_Given task:_ Repeat the material below exactly, with no pictures.

— Begin Input rows —

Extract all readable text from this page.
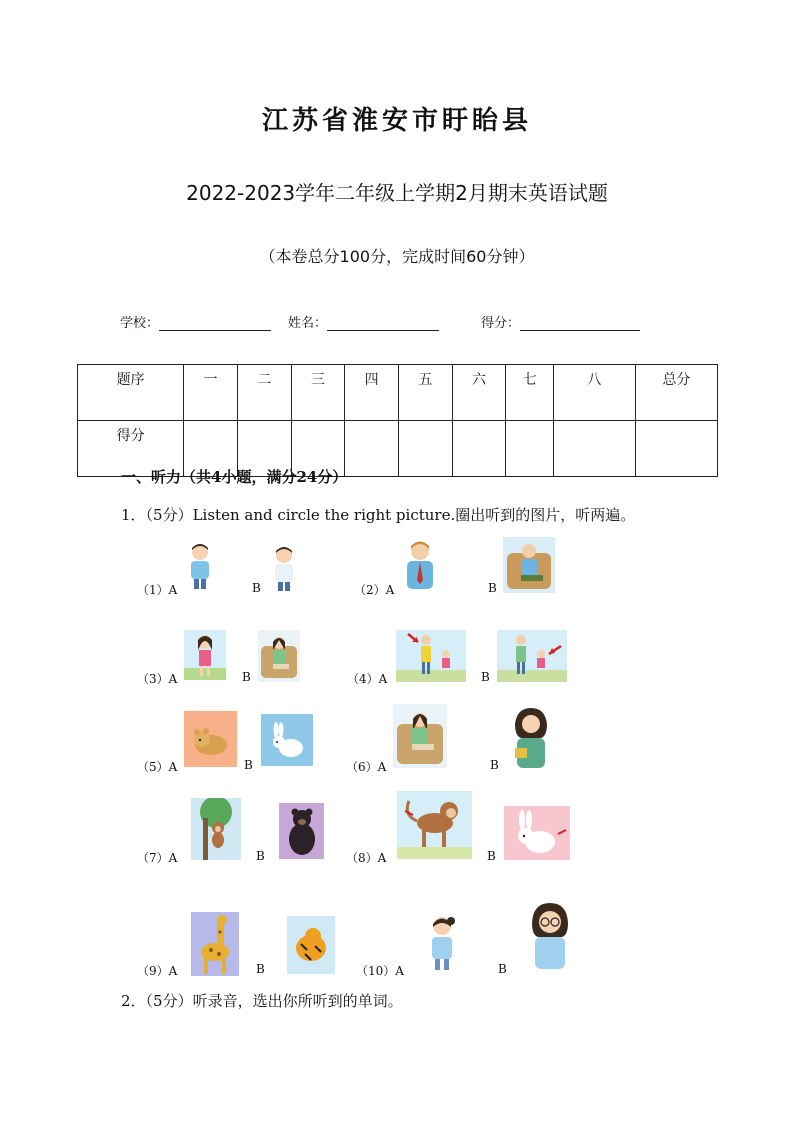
江苏省淮安市盱眙县
2022-2023学年二年级上学期2月期末英语试题
（本卷总分100分，完成时间60分钟）
学校：	姓名：	得分：
题序	一	二	三	四	五	六	七	八	总分
得分									
一、听力（共4小题，满分24分）
1．（5分）Listen and circle the right picture.圈出听到的图片，听两遍。
（1）A	B	（2）A	B
（3）A	B	（4）A	B
（5）A	B	（6）A	B
（7）A	B	（8）A	B
（9）A	B	（10）A	B
2．（5分）听录音，选出你所听到的单词。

— End Input rows —

_Output of the task:_
Extract all readable text from this page.
江苏省淮安市盱眙县
2022-2023学年二年级上学期2月期末英语试题
（本卷总分100分，完成时间60分钟）
学校：	姓名：	得分：
题序	一	二	三	四	五	六	七	八	总分
得分									
一、听力（共4小题，满分24分）
1．（5分）Listen and circle the right picture.圈出听到的图片，听两遍。
（1）A	B	（2）A	B
（3）A	B	（4）A	B
（5）A	B	（6）A	B
（7）A	B	（8）A	B
（9）A	B	（10）A	B
2．（5分）听录音，选出你所听到的单词。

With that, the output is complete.